DIRECTIONS FOR THIS TASK:
Copy the listing below verbatim, starting with its opening line and ending with the line that contains "- y-tick-label: 0: [103, 1005, 115, 1019]", both of those lines included.

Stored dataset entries
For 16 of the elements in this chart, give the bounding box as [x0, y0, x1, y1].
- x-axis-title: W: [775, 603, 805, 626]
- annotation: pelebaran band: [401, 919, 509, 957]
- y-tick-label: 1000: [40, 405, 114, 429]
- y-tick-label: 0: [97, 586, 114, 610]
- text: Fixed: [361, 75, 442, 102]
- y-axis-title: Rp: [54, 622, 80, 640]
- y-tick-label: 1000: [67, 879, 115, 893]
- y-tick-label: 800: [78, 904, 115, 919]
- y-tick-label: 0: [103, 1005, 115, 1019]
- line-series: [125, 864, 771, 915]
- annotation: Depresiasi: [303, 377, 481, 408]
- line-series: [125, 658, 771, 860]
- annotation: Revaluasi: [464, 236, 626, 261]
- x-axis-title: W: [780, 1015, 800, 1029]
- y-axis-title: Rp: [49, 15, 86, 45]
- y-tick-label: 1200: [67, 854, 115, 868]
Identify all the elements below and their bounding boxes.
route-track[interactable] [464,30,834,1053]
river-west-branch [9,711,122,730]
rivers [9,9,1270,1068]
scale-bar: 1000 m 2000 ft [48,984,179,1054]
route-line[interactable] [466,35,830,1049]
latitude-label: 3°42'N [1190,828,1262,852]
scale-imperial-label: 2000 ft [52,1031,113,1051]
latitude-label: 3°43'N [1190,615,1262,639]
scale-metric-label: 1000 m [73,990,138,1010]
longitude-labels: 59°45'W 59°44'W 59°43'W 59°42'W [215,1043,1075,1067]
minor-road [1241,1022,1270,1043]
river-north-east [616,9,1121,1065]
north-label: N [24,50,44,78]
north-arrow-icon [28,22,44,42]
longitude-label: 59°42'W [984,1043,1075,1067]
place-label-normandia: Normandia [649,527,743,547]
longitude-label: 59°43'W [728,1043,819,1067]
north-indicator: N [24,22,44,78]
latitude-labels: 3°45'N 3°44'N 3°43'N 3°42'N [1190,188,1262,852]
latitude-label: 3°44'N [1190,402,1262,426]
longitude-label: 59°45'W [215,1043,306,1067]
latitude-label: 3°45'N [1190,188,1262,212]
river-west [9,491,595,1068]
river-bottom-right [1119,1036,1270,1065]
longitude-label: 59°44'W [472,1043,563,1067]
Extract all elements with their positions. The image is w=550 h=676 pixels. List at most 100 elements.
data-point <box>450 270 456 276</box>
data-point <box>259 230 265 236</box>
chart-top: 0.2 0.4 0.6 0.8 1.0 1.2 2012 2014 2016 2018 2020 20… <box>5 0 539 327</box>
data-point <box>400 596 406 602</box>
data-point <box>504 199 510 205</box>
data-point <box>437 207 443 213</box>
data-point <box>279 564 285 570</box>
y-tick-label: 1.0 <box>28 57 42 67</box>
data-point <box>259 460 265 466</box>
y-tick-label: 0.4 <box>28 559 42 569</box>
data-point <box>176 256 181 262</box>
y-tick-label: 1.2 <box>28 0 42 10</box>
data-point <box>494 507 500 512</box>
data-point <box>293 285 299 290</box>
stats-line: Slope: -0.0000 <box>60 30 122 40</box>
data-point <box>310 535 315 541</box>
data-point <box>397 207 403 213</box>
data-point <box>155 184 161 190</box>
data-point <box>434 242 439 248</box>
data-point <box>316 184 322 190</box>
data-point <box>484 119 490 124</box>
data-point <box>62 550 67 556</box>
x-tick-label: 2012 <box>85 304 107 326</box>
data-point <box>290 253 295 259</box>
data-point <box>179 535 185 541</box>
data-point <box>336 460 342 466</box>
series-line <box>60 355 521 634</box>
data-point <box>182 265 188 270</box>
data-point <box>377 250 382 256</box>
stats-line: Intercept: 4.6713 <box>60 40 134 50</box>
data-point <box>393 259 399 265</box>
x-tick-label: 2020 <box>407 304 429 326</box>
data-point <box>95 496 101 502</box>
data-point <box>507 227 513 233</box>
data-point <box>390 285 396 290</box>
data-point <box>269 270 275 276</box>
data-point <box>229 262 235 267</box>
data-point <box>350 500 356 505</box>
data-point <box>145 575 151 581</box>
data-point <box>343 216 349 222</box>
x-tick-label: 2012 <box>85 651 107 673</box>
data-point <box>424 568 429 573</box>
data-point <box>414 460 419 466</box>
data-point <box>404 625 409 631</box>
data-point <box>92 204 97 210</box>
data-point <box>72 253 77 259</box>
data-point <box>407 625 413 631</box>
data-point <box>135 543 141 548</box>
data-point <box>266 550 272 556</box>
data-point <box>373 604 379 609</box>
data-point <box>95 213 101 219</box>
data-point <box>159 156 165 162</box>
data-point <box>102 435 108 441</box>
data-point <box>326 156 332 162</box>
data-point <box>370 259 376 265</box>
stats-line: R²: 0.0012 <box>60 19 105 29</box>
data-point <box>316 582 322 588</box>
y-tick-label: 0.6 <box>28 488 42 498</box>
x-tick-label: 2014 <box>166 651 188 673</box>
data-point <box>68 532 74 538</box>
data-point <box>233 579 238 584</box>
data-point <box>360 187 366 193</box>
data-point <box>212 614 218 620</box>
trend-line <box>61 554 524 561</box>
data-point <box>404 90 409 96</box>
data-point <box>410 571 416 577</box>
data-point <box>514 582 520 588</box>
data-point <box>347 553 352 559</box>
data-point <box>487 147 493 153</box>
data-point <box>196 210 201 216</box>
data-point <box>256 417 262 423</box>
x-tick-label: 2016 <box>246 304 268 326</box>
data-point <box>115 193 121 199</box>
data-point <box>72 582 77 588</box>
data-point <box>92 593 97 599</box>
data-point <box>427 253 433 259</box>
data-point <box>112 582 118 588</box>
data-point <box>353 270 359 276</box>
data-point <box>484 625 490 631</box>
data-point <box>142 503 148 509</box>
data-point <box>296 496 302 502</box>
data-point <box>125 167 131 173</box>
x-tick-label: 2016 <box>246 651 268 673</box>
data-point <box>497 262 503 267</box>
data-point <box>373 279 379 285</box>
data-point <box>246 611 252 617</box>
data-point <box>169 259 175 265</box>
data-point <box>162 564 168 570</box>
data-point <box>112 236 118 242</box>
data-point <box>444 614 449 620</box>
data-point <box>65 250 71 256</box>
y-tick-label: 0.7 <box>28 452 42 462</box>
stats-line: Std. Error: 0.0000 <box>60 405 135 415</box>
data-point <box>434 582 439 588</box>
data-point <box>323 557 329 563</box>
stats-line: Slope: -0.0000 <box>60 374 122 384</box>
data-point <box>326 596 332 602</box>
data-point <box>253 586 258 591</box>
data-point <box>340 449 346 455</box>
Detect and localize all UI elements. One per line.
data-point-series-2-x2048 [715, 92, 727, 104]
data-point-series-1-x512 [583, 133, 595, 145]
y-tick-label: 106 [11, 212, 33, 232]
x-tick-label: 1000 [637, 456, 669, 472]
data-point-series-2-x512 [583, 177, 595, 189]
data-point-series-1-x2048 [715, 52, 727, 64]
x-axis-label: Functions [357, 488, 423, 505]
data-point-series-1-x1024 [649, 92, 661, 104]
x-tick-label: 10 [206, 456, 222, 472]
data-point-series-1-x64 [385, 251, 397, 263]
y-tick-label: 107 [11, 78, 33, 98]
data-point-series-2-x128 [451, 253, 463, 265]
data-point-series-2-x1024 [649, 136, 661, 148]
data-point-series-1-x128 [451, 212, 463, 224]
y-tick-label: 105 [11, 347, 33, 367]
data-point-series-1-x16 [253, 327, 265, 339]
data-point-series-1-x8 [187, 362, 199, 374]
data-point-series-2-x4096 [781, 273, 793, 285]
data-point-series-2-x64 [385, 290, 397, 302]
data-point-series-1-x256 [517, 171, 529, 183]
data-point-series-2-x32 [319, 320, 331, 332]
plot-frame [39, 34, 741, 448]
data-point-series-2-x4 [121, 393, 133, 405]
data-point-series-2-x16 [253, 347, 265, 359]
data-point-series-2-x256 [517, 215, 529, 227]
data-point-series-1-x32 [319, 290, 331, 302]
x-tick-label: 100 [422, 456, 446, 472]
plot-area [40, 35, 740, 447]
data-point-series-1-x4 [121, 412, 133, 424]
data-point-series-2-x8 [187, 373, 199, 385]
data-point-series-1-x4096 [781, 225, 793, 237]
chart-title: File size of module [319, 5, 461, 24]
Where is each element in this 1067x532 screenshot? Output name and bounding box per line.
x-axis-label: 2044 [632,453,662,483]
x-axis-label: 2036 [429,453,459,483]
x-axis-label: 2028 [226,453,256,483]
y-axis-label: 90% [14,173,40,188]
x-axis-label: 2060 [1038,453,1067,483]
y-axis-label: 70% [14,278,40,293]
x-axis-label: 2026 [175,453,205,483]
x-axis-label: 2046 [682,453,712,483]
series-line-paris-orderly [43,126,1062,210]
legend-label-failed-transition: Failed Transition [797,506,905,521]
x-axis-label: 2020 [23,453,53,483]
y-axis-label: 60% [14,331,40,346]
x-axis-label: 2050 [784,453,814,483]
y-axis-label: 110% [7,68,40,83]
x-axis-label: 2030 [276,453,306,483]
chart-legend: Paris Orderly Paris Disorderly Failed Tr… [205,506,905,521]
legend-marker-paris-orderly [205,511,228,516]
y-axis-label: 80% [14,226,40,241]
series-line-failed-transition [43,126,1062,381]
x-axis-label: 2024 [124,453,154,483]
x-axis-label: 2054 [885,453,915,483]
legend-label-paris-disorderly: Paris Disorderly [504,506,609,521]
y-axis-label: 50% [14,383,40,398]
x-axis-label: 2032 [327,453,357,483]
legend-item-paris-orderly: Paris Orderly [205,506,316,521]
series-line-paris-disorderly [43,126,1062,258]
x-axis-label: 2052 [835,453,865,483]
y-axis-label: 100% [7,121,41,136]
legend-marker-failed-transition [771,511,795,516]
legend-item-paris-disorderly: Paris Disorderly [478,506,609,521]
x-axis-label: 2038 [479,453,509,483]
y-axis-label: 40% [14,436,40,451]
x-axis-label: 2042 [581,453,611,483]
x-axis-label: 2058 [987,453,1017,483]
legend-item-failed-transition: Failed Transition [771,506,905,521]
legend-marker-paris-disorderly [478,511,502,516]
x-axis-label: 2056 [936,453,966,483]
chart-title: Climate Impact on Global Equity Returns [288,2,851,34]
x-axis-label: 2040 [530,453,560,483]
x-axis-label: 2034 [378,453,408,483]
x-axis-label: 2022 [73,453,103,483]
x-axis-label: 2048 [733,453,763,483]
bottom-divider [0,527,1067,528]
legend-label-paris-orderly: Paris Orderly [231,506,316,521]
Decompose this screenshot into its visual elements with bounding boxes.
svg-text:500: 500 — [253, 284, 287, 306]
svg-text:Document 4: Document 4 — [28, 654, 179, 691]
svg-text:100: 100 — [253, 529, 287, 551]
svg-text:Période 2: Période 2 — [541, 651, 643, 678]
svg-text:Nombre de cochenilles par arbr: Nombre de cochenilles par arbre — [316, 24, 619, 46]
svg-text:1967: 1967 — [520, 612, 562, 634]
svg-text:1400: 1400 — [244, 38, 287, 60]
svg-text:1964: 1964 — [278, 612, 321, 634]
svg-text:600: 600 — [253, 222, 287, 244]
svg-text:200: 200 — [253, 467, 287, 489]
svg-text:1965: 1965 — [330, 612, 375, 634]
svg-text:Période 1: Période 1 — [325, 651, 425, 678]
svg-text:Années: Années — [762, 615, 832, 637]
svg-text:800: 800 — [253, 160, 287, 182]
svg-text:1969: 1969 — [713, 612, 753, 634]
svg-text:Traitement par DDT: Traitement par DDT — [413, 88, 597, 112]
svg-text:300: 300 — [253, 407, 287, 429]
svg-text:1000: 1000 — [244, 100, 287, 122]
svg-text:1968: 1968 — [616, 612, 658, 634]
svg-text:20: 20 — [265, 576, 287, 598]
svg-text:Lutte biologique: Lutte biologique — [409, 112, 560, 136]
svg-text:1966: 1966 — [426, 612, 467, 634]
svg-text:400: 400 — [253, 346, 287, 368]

EXERCISE SOLUTION:
For 16 of the elements in this chart, give the bounding box as [x0, y0, x1, y1].
- x-axis-title: W: [775, 603, 805, 626]
- annotation: pelebaran band: [401, 919, 509, 957]
- y-tick-label: 1000: [40, 405, 114, 429]
- y-tick-label: 0: [97, 586, 114, 610]
- text: Fixed: [361, 75, 442, 102]
- y-axis-title: Rp: [54, 622, 80, 640]
- y-tick-label: 1000: [67, 879, 115, 893]
- y-tick-label: 800: [78, 904, 115, 919]
- y-tick-label: 0: [103, 1005, 115, 1019]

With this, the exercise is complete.